What to work on: Gather the lines from the material that contain "Bundy".

Input material:
....

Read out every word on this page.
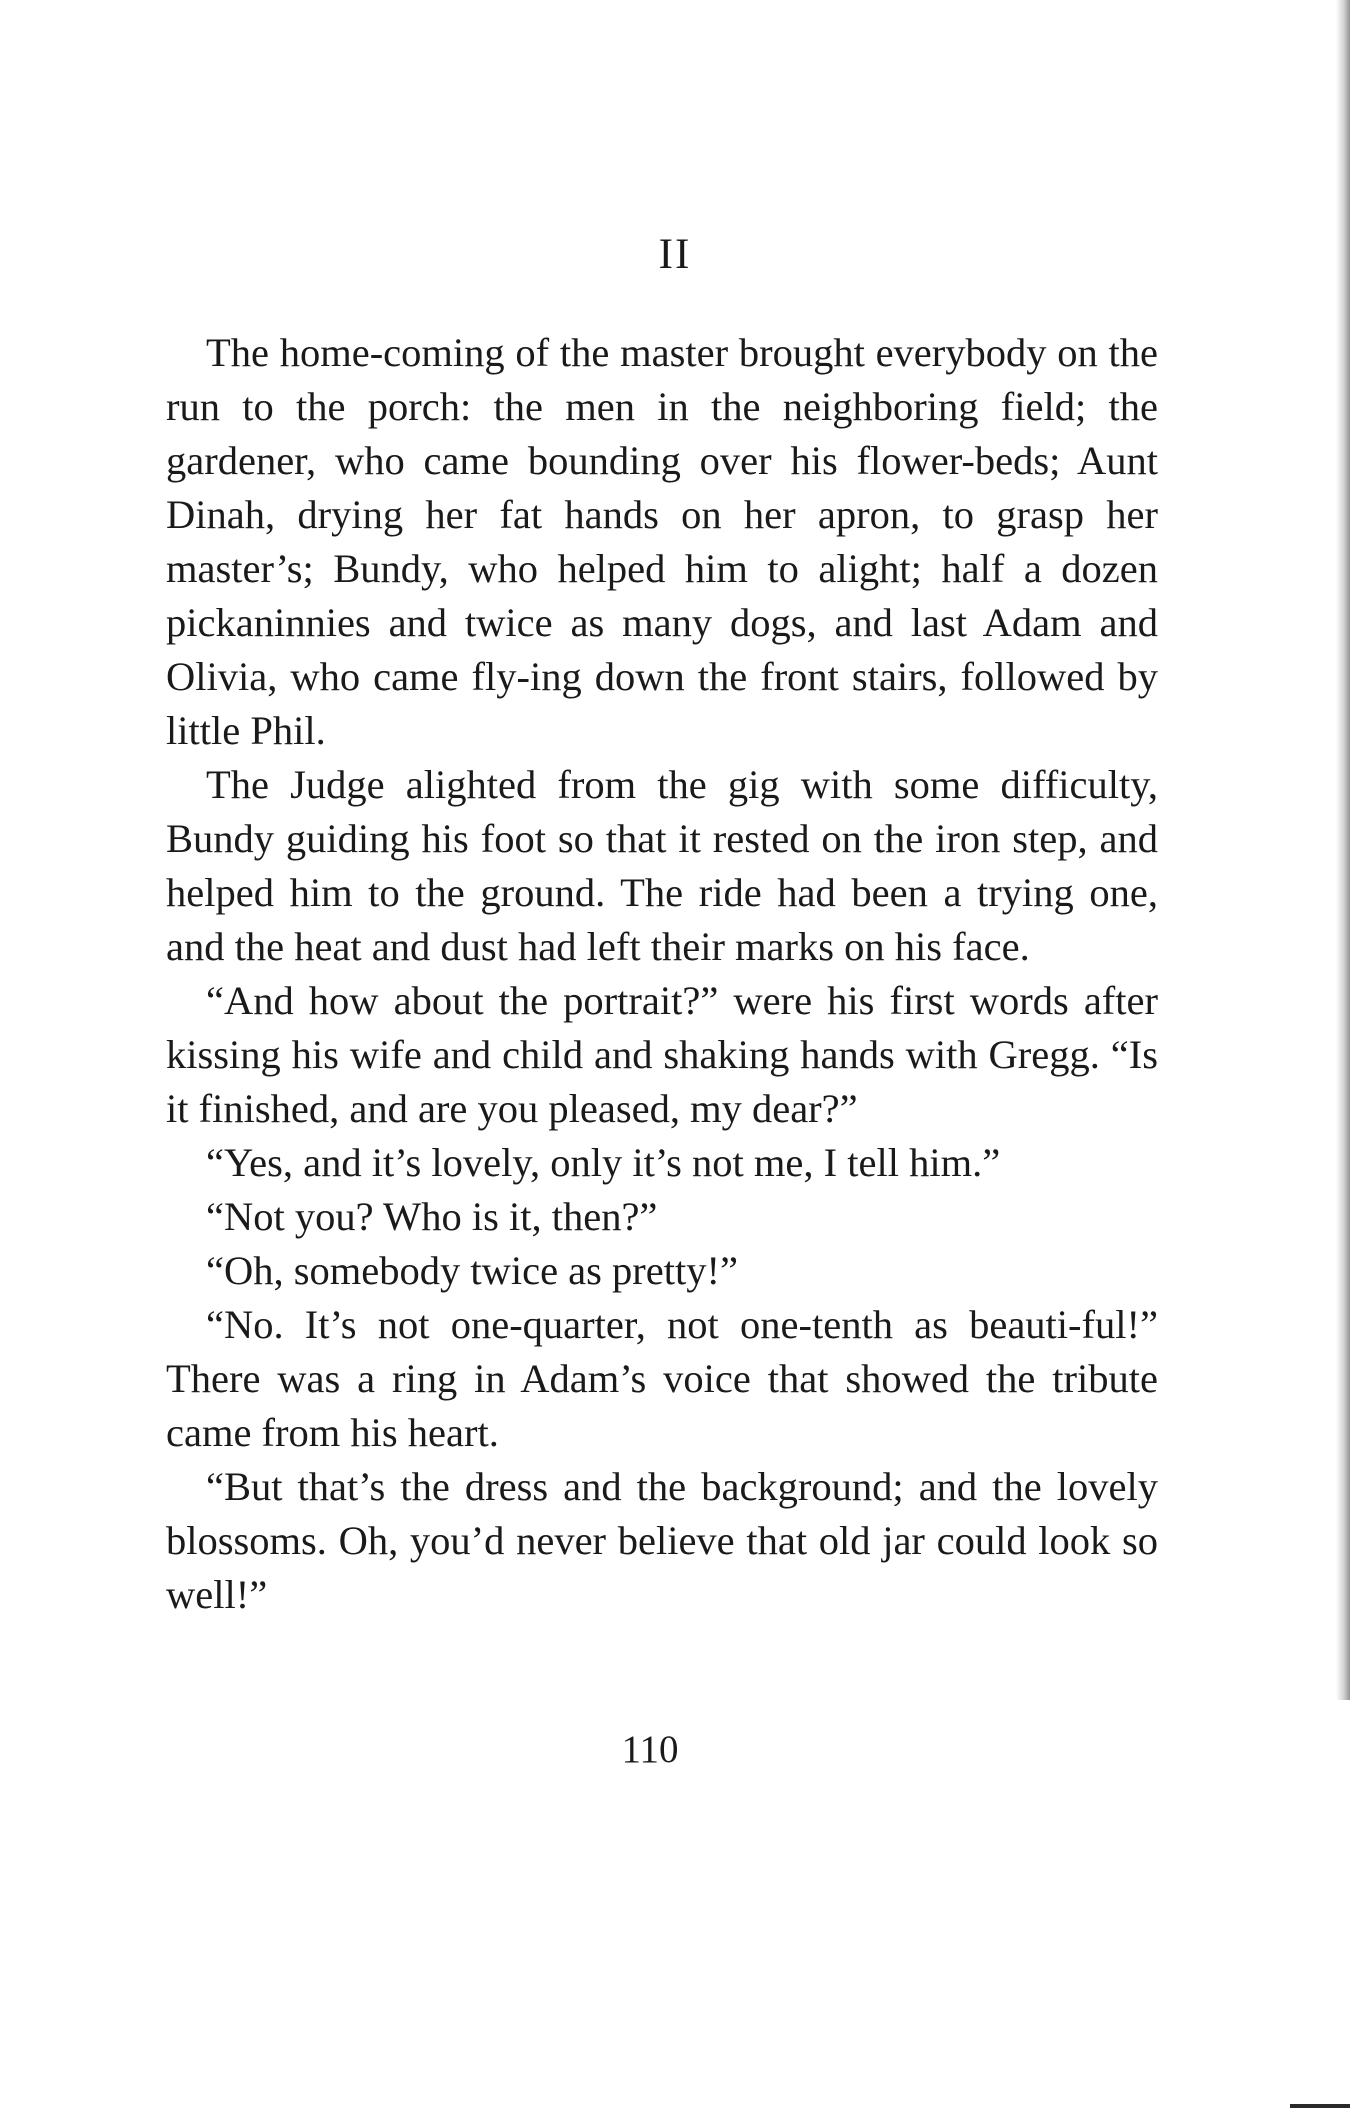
II

The home-coming of the master brought everybody on the run to the porch: the men in the neighboring field; the gardener, who came bounding over his flower-beds; Aunt Dinah, drying her fat hands on her apron, to grasp her master’s; Bundy, who helped him to alight; half a dozen pickaninnies and twice as many dogs, and last Adam and Olivia, who came fly-ing down the front stairs, followed by little Phil.

The Judge alighted from the gig with some difficulty, Bundy guiding his foot so that it rested on the iron step, and helped him to the ground. The ride had been a trying one, and the heat and dust had left their marks on his face.

“And how about the portrait?” were his first words after kissing his wife and child and shaking hands with Gregg. “Is it finished, and are you pleased, my dear?”

“Yes, and it’s lovely, only it’s not me, I tell him.”

“Not you? Who is it, then?”

“Oh, somebody twice as pretty!”

“No. It’s not one-quarter, not one-tenth as beauti-ful!” There was a ring in Adam’s voice that showed the tribute came from his heart.

“But that’s the dress and the background; and the lovely blossoms. Oh, you’d never believe that old jar could look so well!”

110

....

Finished task:
The home-coming of the master brought everybody on the run to the porch: the men in the neighboring field; the gardener, who came bounding over his flower-beds; Aunt Dinah, drying her fat hands on her apron, to grasp her master’s; Bundy, who helped him to alight; half a dozen pickaninnies and twice as many dogs, and last Adam and Olivia, who came fly-ing down the front stairs, followed by little Phil.
The Judge alighted from the gig with some difficulty, Bundy guiding his foot so that it rested on the iron step, and helped him to the ground. The ride had been a trying one, and the heat and dust had left their marks on his face.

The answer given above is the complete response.